(Rows from a figure dataset)
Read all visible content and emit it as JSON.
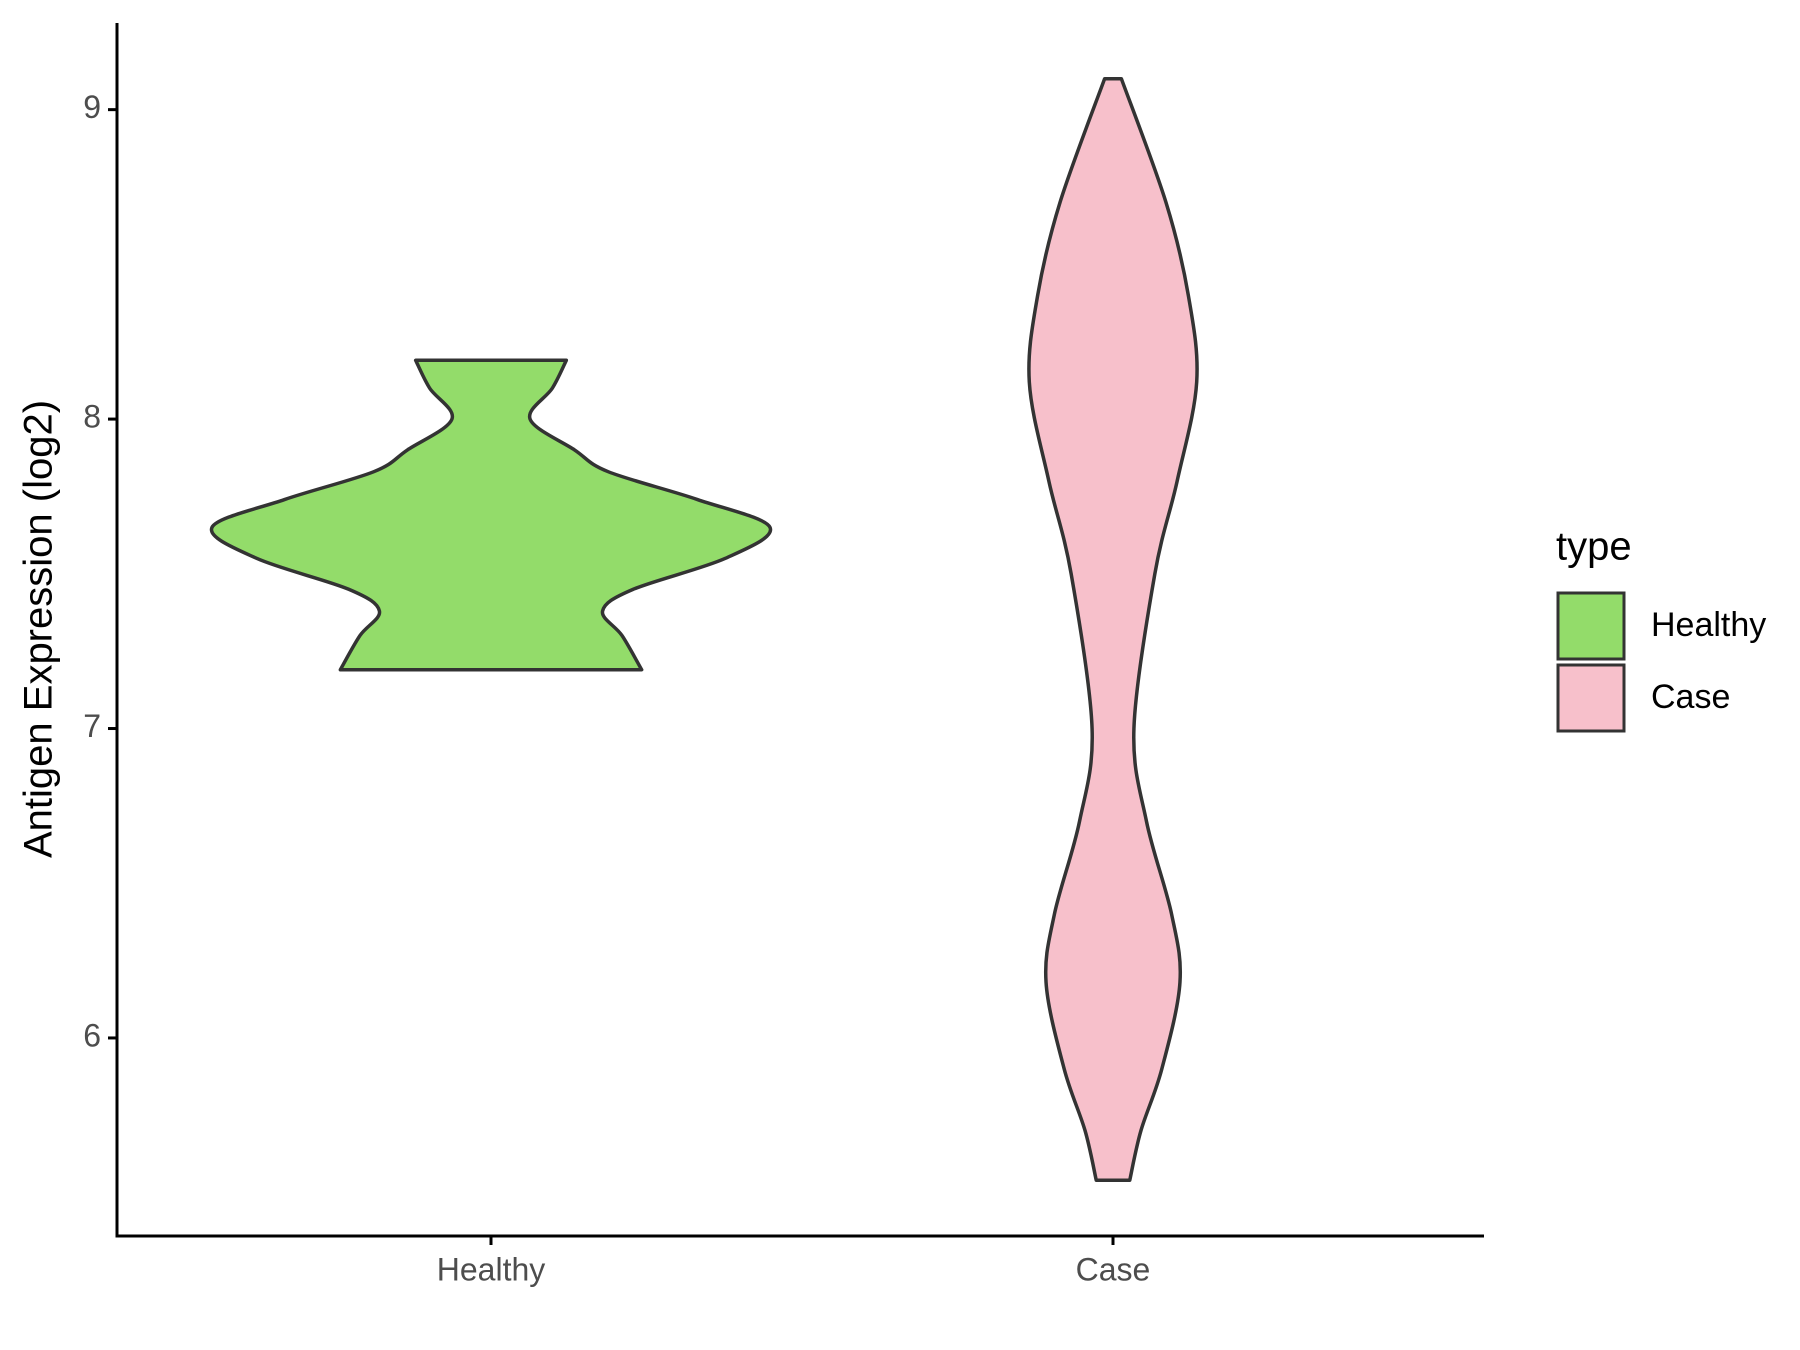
{
  "chart_data": {
    "type": "violin",
    "y_label": "Antigen Expression (log2)",
    "categories": [
      "Healthy",
      "Case"
    ],
    "legend_title": "type",
    "legend": "right",
    "ylim": [
      5.36,
      9.28
    ],
    "yticks": [
      6,
      7,
      8,
      9
    ],
    "series": [
      {
        "name": "Healthy",
        "color": "#93dc6a",
        "y": [
          8.19,
          8.1,
          8.0,
          7.9,
          7.83,
          7.74,
          7.65,
          7.55,
          7.45,
          7.38,
          7.3,
          7.19
        ],
        "width": [
          0.27,
          0.22,
          0.14,
          0.3,
          0.42,
          0.74,
          1.0,
          0.84,
          0.51,
          0.4,
          0.47,
          0.54
        ]
      },
      {
        "name": "Case",
        "color": "#f7c0cb",
        "y": [
          9.1,
          8.7,
          8.4,
          8.12,
          7.8,
          7.5,
          7.0,
          6.7,
          6.4,
          6.18,
          5.9,
          5.7,
          5.54
        ],
        "width": [
          0.03,
          0.19,
          0.27,
          0.3,
          0.23,
          0.15,
          0.075,
          0.12,
          0.21,
          0.24,
          0.175,
          0.1,
          0.06
        ]
      }
    ]
  }
}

> _Task instructions_
Drop the images and quote the entries word for word.

> _The completed task_
Read all visible content and emit it as JSON.
{
  "chart_data": {
    "type": "violin",
    "y_label": "Antigen Expression (log2)",
    "categories": [
      "Healthy",
      "Case"
    ],
    "legend_title": "type",
    "legend": "right",
    "ylim": [
      5.36,
      9.28
    ],
    "yticks": [
      6,
      7,
      8,
      9
    ],
    "series": [
      {
        "name": "Healthy",
        "color": "#93dc6a",
        "y": [
          8.19,
          8.1,
          8.0,
          7.9,
          7.83,
          7.74,
          7.65,
          7.55,
          7.45,
          7.38,
          7.3,
          7.19
        ],
        "width": [
          0.27,
          0.22,
          0.14,
          0.3,
          0.42,
          0.74,
          1.0,
          0.84,
          0.51,
          0.4,
          0.47,
          0.54
        ]
      },
      {
        "name": "Case",
        "color": "#f7c0cb",
        "y": [
          9.1,
          8.7,
          8.4,
          8.12,
          7.8,
          7.5,
          7.0,
          6.7,
          6.4,
          6.18,
          5.9,
          5.7,
          5.54
        ],
        "width": [
          0.03,
          0.19,
          0.27,
          0.3,
          0.23,
          0.15,
          0.075,
          0.12,
          0.21,
          0.24,
          0.175,
          0.1,
          0.06
        ]
      }
    ]
  }
}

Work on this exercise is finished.